_What the exercise asks_
Which lines contain the string "Entres"? Please list every one of them.

-- Start Dataset content --

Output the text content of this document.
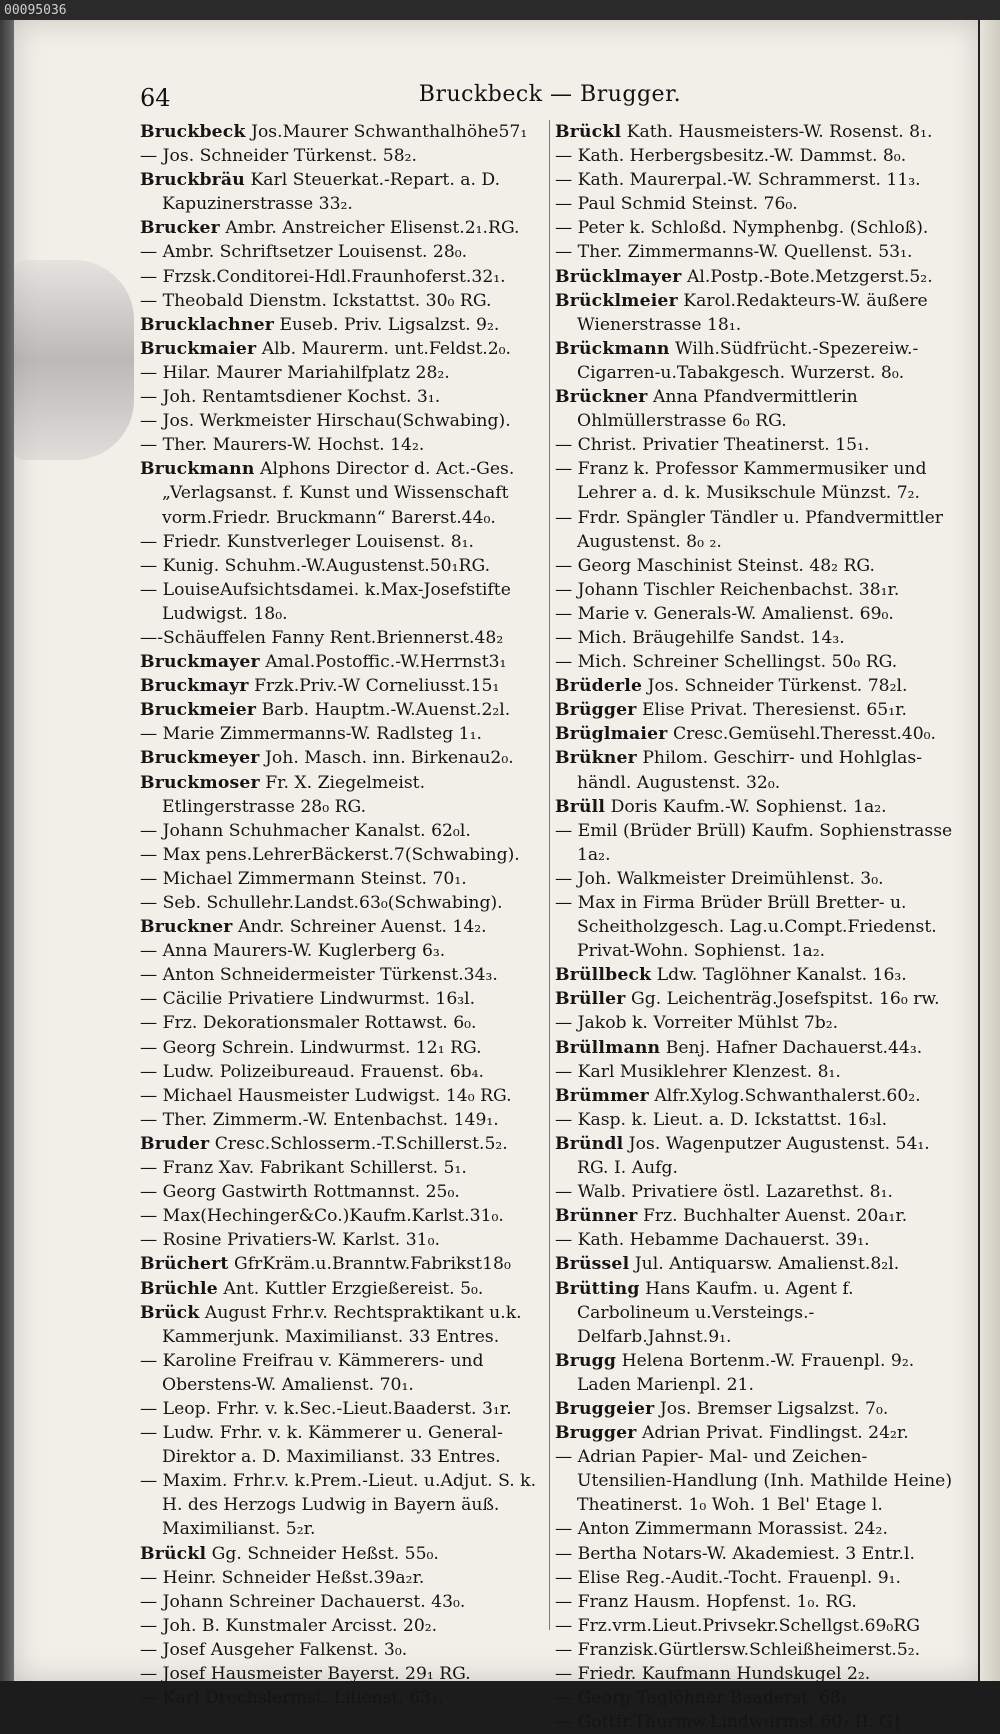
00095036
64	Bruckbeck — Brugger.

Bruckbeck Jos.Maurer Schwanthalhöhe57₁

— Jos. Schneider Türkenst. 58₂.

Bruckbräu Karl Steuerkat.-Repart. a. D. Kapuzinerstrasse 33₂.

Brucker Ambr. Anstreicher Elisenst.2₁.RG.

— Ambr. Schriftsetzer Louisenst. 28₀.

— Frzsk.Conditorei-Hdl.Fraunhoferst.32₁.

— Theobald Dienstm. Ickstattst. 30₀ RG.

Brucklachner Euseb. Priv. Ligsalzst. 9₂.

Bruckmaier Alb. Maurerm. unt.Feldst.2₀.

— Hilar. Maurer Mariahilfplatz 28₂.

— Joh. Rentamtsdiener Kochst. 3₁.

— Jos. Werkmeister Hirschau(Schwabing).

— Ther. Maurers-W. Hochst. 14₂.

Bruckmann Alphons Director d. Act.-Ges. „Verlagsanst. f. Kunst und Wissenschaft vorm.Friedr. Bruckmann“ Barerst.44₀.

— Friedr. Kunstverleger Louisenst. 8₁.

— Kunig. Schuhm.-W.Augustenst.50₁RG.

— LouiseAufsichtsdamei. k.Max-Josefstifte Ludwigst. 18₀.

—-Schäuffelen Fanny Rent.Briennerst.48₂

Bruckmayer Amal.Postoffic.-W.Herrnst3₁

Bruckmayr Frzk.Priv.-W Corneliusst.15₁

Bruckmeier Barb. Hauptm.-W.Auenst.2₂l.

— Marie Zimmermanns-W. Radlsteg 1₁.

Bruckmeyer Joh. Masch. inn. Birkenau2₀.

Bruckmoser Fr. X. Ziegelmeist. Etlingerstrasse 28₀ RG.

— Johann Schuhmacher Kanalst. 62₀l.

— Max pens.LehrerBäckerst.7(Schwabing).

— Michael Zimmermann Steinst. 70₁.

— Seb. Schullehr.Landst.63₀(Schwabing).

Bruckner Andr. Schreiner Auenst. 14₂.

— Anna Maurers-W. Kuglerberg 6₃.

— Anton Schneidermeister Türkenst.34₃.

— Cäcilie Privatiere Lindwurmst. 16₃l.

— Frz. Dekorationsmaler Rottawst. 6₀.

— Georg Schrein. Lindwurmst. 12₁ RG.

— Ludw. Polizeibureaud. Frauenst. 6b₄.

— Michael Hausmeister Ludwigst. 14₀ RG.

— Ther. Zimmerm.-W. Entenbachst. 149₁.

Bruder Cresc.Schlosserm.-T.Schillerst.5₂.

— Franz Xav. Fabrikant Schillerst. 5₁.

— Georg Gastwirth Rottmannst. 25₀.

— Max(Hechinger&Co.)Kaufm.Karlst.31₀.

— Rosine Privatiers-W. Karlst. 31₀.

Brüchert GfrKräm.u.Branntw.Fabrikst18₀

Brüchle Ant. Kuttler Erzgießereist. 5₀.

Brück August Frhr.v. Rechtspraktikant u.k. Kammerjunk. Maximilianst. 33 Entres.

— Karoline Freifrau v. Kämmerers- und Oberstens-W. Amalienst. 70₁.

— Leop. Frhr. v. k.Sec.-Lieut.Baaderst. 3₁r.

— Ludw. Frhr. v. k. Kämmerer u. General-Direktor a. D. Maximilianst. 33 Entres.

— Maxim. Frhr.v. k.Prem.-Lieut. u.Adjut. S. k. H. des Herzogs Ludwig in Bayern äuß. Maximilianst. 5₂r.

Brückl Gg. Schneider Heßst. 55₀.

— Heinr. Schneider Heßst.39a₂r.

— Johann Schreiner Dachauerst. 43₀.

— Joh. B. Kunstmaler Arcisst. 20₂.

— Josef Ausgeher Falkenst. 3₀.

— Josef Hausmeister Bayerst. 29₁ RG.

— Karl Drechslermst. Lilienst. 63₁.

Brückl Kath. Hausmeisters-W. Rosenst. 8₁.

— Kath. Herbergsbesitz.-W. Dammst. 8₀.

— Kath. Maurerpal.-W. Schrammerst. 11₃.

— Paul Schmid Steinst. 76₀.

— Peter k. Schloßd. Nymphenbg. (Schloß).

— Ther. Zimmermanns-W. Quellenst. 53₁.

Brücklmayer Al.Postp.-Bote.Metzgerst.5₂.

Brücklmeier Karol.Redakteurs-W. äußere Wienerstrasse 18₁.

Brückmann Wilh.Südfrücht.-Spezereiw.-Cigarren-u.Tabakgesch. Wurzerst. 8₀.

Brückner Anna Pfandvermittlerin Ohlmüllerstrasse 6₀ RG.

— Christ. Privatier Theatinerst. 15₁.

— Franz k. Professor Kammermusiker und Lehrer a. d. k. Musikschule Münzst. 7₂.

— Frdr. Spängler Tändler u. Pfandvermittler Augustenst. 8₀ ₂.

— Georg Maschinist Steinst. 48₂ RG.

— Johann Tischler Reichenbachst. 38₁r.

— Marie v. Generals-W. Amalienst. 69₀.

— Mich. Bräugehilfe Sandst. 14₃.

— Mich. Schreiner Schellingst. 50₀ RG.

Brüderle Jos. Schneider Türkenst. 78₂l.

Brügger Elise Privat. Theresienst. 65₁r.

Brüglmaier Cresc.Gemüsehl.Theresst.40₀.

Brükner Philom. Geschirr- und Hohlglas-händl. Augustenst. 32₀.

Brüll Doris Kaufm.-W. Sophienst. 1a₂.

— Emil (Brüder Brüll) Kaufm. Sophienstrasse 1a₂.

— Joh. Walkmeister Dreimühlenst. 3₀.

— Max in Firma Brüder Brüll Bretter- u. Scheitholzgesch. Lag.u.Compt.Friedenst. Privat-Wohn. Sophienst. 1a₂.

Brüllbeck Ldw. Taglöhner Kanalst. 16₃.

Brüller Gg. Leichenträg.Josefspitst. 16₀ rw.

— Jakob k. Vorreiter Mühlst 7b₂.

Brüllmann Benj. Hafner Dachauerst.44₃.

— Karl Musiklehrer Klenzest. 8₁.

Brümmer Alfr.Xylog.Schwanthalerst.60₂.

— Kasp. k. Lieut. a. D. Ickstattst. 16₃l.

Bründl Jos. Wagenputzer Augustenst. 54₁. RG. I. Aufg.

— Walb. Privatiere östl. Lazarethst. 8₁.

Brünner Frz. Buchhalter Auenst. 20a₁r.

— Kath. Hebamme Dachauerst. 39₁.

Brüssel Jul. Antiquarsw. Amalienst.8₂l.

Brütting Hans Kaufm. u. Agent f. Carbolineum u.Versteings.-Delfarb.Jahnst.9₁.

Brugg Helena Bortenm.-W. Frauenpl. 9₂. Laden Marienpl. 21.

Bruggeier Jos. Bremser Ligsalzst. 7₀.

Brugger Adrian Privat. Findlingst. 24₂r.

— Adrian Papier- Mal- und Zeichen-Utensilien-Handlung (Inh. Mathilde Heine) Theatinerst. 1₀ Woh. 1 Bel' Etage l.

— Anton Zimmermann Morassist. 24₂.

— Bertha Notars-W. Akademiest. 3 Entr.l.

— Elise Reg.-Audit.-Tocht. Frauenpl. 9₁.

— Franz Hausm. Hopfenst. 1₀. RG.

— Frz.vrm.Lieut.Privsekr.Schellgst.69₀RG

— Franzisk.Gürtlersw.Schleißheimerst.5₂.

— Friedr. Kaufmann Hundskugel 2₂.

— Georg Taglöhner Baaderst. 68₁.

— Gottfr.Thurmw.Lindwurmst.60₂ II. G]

-- End Dataset content --
-- Start Dataset content --

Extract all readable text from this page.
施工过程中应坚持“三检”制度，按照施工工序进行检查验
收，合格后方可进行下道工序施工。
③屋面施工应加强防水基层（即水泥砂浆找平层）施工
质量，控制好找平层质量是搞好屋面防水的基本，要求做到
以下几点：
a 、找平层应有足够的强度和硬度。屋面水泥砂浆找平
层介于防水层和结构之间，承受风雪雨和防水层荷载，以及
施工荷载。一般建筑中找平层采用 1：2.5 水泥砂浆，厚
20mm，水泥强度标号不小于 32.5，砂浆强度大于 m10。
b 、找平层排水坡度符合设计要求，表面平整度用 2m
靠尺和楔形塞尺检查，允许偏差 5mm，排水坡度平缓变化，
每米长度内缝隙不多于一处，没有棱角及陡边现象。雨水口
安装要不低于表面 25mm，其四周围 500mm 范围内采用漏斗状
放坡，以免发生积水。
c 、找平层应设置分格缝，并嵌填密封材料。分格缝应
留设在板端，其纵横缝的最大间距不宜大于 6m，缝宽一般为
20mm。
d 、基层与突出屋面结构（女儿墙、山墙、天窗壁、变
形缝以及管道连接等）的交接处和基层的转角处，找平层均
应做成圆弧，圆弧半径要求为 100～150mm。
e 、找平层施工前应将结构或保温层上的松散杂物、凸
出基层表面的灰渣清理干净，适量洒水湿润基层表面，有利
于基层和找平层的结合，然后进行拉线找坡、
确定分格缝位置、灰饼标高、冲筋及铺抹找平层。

-- End Dataset content --

_Solution_
Brück August Frhr.v. Rechtspraktikant u.k. Kammerjunk. Maximilianst. 33 Entres.
— Ludw. Frhr. v. k. Kämmerer u. General-Direktor a. D. Maximilianst. 33 Entres.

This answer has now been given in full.